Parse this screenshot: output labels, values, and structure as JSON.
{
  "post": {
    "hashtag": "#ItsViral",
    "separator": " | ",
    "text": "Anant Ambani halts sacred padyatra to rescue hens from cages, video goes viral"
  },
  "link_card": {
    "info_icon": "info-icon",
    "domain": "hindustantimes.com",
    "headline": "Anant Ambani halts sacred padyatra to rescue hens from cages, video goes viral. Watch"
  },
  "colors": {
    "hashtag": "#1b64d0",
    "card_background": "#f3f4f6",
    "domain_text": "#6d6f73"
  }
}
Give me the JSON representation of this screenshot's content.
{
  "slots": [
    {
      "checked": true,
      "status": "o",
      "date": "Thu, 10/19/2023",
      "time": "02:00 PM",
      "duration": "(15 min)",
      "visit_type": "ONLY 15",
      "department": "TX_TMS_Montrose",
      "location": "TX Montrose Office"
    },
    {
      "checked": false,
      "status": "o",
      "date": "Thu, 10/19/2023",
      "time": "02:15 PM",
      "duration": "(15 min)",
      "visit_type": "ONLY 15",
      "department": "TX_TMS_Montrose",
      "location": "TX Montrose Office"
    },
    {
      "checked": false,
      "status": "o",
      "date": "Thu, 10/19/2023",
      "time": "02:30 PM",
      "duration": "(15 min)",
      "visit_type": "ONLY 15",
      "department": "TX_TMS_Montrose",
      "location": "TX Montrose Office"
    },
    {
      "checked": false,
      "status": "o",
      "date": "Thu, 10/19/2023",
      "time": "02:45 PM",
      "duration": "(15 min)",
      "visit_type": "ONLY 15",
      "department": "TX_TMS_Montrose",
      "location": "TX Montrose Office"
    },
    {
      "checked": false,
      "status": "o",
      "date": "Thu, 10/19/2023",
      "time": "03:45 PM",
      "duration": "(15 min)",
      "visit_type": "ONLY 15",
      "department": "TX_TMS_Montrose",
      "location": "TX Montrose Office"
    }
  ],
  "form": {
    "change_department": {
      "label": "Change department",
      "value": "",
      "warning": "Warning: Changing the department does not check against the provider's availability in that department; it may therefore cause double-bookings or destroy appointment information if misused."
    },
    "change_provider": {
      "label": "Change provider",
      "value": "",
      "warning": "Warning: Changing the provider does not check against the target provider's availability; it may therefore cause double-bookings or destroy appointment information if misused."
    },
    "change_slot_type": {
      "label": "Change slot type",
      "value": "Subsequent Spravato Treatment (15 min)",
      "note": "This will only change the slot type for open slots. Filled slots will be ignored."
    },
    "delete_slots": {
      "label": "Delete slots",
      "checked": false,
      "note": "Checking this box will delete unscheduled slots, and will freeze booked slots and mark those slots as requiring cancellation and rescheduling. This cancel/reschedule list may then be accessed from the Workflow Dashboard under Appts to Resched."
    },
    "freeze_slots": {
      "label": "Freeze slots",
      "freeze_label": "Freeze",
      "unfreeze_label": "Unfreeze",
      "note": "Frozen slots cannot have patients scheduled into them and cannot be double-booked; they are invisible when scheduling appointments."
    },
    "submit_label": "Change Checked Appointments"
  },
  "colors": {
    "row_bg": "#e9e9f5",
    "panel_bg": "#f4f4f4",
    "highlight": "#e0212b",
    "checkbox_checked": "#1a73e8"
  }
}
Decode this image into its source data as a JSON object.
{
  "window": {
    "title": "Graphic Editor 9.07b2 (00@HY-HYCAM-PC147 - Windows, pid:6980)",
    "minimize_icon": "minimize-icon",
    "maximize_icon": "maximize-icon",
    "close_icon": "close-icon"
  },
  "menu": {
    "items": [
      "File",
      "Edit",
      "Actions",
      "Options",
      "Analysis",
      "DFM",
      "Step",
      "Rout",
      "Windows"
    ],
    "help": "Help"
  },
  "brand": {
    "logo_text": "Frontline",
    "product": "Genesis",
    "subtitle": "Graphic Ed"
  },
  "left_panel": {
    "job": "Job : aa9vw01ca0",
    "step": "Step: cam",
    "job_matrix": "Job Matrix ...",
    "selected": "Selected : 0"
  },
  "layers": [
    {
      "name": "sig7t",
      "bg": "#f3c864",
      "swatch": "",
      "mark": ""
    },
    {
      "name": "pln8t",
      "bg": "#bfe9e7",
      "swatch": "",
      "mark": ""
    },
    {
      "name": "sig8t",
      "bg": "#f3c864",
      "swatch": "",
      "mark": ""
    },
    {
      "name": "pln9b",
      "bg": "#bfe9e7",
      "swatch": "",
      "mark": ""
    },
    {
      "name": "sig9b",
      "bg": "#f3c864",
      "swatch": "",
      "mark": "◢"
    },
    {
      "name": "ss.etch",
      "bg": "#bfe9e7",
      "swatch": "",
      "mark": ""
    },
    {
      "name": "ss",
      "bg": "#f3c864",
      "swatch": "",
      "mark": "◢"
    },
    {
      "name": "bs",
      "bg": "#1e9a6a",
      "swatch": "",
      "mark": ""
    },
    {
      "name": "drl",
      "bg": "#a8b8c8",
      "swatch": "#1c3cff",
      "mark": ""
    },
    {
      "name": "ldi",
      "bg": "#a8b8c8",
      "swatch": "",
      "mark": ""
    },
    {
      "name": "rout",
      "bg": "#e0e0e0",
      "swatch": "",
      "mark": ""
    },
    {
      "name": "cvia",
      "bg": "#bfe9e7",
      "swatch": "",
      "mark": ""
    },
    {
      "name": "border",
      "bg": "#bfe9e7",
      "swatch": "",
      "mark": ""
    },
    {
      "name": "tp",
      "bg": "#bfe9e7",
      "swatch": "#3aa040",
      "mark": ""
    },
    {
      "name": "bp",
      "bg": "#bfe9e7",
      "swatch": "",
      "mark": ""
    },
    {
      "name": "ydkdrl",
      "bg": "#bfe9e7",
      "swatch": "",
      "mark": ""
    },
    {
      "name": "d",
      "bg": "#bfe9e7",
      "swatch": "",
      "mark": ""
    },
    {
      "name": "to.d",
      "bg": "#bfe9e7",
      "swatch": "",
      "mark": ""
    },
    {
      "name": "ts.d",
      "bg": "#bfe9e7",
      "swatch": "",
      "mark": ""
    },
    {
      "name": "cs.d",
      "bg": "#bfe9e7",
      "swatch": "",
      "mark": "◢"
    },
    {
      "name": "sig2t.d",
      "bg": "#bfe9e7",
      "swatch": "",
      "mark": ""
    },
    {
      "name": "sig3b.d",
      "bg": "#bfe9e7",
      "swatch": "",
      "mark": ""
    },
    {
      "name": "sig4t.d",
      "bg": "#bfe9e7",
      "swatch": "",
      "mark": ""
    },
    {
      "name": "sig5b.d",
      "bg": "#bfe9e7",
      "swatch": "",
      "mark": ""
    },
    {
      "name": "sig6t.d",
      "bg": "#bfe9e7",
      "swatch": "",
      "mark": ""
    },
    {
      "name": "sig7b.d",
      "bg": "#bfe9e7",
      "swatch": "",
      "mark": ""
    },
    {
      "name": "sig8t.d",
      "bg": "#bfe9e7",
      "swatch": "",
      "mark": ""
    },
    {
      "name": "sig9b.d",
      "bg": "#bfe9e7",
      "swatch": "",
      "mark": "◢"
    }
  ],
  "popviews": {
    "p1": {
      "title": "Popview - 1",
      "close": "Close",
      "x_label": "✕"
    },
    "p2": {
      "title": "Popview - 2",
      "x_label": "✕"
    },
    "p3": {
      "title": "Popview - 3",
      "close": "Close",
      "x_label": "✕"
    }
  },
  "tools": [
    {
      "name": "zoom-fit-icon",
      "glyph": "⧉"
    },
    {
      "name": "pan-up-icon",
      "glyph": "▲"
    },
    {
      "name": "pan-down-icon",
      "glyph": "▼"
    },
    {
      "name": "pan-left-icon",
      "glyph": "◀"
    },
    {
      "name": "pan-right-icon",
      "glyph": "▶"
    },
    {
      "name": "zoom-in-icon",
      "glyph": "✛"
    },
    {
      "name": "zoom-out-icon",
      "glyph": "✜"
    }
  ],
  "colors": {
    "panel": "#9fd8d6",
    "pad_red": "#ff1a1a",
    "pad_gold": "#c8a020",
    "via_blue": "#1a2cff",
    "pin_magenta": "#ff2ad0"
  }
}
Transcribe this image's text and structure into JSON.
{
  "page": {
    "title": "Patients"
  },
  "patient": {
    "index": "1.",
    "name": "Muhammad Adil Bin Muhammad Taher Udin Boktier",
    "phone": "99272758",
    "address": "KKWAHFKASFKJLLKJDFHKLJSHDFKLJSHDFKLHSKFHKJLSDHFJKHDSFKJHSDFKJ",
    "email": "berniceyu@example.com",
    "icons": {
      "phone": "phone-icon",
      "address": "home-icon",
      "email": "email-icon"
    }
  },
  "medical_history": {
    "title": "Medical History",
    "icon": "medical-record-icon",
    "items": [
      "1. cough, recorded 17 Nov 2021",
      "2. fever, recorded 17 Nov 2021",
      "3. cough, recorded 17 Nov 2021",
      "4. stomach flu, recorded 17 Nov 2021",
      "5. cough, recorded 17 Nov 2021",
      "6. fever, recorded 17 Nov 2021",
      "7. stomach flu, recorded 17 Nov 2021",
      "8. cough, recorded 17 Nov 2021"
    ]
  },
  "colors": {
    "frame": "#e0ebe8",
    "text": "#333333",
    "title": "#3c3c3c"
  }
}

= = = =

__Your assignment__
Copy every line of the material above in which the word "cages" appears.

__Task solution__
    "text": "Anant Ambani halts sacred padyatra to rescue hens from cages, video goes viral"
    "headline": "Anant Ambani halts sacred padyatra to rescue hens from cages, video goes viral. Watch"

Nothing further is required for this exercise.